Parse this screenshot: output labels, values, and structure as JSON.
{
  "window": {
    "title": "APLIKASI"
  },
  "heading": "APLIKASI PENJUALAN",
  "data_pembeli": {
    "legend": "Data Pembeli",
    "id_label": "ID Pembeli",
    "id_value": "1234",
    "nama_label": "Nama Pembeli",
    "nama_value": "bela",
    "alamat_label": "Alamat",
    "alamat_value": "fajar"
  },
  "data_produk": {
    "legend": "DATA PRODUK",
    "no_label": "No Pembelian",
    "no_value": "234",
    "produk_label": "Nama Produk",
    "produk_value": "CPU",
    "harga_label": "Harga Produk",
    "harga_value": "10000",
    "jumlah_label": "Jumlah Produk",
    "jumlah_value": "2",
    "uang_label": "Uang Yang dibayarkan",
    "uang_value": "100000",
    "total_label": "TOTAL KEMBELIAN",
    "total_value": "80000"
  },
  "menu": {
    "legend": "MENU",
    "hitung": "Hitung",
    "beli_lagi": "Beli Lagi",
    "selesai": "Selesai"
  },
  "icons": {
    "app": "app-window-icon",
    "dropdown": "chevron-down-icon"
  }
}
_____
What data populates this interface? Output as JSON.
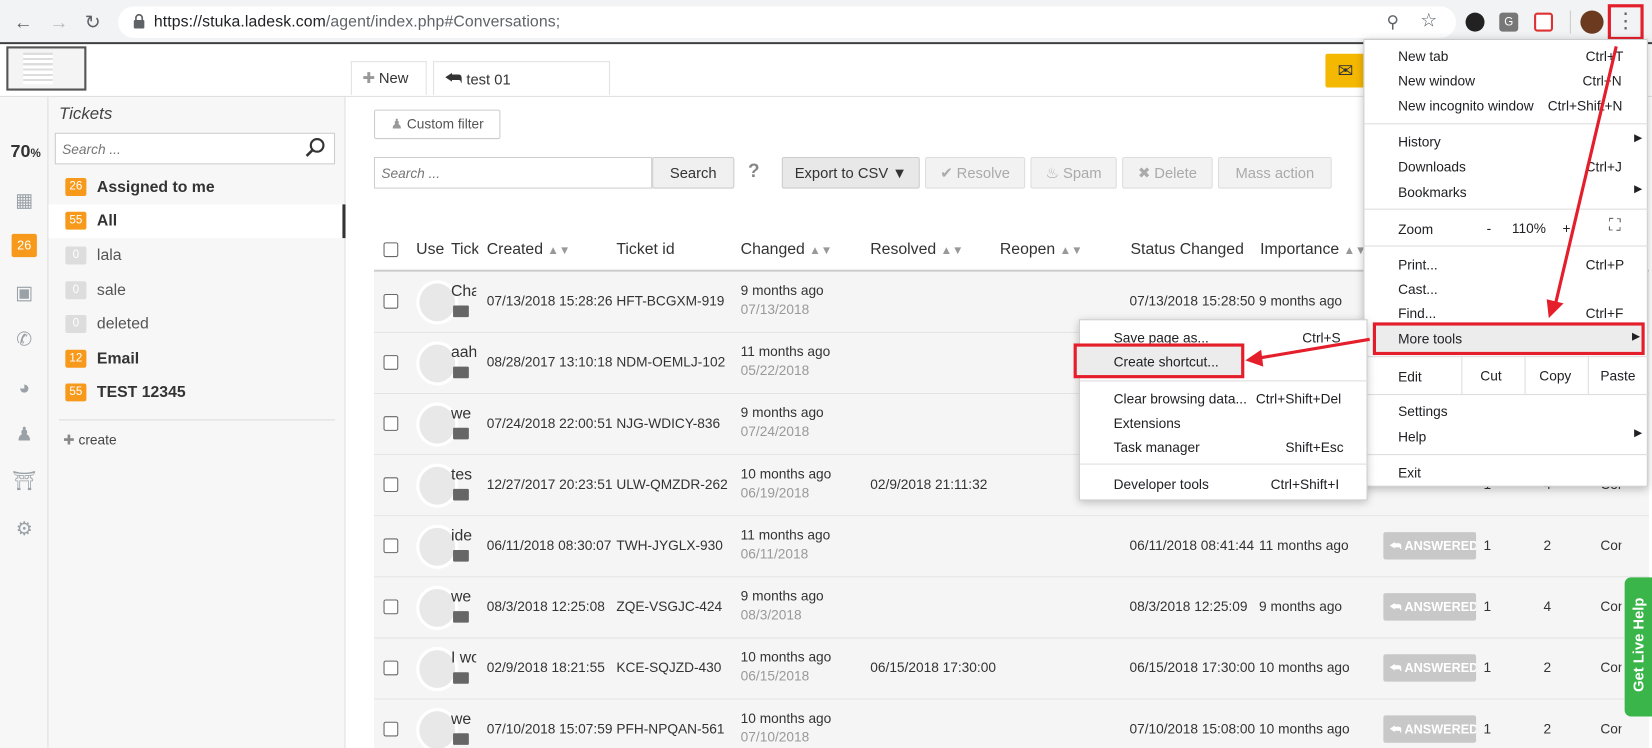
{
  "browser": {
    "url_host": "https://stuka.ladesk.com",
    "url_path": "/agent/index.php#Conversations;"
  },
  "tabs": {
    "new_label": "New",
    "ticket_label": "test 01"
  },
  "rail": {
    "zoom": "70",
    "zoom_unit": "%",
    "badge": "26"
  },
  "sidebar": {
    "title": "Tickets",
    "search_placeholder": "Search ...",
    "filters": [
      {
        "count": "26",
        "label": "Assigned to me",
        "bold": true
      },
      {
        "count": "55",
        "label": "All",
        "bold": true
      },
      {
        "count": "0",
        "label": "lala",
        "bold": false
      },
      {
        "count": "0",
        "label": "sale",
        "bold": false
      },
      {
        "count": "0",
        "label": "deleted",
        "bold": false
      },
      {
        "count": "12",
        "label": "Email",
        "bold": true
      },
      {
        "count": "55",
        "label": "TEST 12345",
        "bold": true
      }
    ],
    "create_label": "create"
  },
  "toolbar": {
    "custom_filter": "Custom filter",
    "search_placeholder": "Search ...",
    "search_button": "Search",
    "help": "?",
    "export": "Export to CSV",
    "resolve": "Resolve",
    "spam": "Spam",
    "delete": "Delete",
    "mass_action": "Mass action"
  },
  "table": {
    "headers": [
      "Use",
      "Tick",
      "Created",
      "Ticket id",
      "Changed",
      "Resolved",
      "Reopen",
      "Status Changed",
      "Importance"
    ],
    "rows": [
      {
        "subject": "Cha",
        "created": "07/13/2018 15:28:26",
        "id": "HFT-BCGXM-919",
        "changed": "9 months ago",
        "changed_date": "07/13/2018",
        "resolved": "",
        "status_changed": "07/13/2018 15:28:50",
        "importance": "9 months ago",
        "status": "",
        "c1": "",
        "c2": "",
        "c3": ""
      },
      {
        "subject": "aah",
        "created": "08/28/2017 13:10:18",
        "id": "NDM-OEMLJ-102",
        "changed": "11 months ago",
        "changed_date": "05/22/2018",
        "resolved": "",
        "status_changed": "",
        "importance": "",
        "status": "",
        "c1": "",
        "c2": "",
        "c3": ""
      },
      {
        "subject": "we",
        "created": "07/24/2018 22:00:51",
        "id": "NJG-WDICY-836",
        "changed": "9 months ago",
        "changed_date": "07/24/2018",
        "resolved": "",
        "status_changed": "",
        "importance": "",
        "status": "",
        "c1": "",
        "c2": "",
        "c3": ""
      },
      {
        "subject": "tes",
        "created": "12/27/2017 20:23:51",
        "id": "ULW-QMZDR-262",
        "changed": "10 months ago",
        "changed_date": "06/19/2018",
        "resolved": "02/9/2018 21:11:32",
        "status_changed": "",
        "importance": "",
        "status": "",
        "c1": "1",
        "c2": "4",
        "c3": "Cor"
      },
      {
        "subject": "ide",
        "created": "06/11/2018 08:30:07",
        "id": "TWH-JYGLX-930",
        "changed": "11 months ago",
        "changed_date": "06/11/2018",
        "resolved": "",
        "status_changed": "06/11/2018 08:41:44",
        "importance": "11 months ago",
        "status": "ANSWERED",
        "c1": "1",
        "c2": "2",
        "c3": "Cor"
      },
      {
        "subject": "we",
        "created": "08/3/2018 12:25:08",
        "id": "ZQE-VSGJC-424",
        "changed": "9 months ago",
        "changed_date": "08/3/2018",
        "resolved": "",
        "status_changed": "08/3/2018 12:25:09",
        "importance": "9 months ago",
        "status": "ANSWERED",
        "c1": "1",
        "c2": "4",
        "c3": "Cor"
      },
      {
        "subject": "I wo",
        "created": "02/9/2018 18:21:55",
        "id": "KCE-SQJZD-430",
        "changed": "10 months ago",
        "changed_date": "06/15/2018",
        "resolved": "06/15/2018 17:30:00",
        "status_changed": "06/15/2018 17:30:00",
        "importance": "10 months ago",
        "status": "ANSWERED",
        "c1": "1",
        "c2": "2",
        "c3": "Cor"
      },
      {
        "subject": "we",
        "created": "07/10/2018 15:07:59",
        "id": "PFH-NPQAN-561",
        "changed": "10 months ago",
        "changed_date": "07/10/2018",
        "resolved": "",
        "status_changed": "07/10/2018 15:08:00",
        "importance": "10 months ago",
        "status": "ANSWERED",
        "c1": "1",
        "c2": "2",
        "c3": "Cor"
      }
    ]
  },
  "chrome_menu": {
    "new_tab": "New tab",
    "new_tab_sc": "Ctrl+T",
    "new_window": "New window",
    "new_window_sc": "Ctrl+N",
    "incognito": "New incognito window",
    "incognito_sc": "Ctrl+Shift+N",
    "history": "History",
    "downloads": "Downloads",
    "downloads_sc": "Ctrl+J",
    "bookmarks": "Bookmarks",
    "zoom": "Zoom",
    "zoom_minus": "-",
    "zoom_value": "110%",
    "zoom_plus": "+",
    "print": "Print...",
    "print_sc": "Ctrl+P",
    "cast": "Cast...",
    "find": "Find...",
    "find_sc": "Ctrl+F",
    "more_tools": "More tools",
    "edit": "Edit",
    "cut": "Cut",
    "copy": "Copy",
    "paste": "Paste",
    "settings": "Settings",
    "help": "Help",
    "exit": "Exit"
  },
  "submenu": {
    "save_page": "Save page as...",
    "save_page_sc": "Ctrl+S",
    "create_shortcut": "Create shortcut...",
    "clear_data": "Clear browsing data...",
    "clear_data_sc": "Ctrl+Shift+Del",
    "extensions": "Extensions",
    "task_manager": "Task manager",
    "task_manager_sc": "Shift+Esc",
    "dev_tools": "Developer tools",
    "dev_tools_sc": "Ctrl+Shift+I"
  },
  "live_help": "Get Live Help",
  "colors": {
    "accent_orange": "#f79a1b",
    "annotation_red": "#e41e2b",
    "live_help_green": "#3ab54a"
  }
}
_____
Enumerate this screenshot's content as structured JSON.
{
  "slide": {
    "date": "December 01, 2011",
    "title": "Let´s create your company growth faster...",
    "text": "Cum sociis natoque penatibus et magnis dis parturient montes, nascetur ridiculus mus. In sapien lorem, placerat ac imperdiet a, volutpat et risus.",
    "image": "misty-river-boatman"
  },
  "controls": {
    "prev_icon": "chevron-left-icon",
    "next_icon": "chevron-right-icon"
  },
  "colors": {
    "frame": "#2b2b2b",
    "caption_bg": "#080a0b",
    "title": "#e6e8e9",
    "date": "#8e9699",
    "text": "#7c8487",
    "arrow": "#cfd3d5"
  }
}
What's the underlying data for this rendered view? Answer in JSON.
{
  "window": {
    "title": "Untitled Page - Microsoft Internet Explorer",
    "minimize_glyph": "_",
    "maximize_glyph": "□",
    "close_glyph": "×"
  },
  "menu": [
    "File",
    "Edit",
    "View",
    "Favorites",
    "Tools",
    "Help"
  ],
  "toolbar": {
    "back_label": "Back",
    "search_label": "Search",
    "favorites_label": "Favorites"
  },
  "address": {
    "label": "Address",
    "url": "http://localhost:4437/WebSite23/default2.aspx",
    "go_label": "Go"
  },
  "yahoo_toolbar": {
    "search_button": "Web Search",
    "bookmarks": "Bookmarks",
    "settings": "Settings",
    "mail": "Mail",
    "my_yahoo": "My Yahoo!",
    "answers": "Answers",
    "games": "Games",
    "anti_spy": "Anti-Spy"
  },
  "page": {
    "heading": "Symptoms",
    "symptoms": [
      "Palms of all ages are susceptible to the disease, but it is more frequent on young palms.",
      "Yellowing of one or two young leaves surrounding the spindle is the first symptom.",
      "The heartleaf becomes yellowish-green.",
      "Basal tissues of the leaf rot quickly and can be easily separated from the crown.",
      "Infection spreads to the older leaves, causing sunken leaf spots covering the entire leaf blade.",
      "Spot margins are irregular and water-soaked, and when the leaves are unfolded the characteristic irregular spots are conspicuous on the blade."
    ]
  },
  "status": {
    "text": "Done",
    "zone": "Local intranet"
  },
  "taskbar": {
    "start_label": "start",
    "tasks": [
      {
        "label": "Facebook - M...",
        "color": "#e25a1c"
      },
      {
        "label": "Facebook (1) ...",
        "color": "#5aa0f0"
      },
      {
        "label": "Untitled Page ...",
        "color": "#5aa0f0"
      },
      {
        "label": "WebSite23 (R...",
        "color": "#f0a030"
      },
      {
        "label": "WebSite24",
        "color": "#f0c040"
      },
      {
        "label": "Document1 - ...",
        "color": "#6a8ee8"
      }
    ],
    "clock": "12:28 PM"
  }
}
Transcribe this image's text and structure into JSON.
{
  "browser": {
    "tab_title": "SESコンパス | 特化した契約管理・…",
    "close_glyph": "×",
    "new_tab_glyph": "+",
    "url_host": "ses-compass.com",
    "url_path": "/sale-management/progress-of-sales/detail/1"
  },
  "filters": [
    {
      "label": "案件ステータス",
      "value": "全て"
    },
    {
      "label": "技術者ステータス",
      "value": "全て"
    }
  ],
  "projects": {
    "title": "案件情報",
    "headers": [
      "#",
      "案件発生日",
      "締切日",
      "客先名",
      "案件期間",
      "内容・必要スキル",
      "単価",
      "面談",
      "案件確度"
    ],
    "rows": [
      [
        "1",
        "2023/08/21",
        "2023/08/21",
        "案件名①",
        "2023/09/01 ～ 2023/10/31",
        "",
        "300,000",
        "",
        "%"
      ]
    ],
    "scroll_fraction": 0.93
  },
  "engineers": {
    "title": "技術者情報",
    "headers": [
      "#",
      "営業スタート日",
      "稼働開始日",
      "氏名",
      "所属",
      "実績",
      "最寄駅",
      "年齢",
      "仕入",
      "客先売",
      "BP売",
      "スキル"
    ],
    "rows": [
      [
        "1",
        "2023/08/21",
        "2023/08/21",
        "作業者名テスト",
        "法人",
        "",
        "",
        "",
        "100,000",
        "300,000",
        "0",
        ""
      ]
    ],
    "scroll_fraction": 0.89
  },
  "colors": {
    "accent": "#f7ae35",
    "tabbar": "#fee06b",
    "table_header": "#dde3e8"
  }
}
_____
• **Requirement**:
Gather up, from the records above, each line where the word "leaves" appears.

• **Exercise solution**:
      "Yellowing of one or two young leaves surrounding the spindle is the first symptom.",
      "Infection spreads to the older leaves, causing sunken leaf spots covering the entire leaf blade.",
      "Spot margins are irregular and water-soaked, and when the leaves are unfolded the characteristic irregular spots are conspicuous on the blade."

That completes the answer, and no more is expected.